Gather every line below where "title" appears.

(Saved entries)
++++++

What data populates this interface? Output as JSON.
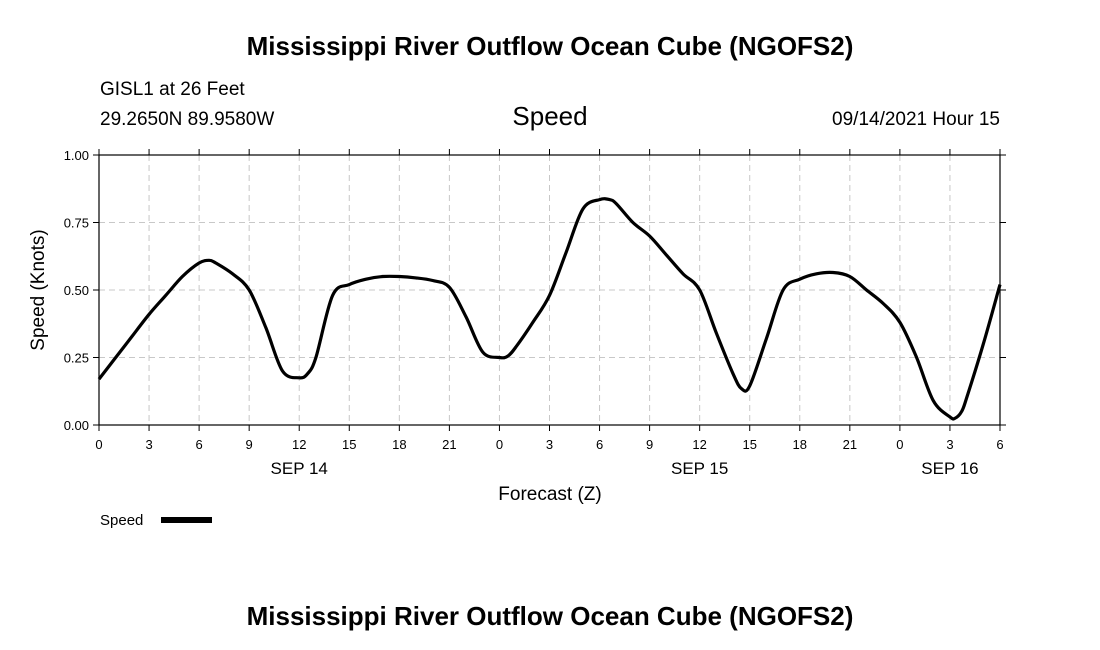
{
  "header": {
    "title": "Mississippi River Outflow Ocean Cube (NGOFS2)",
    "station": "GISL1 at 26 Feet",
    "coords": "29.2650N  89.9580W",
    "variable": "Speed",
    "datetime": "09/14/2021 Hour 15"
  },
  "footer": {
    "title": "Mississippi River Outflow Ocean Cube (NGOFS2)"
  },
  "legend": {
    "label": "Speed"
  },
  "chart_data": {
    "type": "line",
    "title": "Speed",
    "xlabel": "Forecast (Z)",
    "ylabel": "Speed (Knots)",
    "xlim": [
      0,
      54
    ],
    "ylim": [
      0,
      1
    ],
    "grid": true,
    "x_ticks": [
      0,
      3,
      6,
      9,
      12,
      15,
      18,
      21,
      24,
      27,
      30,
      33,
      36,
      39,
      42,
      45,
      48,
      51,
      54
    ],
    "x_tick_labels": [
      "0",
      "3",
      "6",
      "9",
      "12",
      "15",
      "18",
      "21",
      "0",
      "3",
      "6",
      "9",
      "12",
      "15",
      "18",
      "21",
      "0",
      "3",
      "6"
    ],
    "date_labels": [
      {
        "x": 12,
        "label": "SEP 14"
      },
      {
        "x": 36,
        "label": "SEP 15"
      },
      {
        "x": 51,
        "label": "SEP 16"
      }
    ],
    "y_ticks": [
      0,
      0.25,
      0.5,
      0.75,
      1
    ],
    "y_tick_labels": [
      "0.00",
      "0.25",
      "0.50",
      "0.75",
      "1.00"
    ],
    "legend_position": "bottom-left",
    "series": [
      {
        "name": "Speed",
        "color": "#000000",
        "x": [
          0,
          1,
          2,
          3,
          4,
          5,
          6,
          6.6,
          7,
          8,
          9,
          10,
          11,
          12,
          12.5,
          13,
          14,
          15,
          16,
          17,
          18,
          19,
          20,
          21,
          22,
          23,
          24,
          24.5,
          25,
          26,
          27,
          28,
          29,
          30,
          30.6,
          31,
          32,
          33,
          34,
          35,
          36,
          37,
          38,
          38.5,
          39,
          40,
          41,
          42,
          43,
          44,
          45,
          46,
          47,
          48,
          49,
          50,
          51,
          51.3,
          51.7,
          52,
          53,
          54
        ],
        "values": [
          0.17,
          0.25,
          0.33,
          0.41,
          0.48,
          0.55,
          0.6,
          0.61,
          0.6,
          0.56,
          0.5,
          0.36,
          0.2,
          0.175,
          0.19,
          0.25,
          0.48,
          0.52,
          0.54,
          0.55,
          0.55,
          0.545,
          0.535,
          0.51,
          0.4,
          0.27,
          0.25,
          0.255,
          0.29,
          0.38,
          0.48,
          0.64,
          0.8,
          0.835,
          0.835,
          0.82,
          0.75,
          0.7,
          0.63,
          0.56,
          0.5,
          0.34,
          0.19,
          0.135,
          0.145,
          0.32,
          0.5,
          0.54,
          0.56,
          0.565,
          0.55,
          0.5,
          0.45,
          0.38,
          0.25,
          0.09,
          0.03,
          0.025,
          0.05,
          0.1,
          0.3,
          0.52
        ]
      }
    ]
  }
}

++++++

# Answer to this problem:
    "title": "Mississippi River Outflow Ocean Cube (NGOFS2)",
    "title": "Mississippi River Outflow Ocean Cube (NGOFS2)"
    "title": "Speed",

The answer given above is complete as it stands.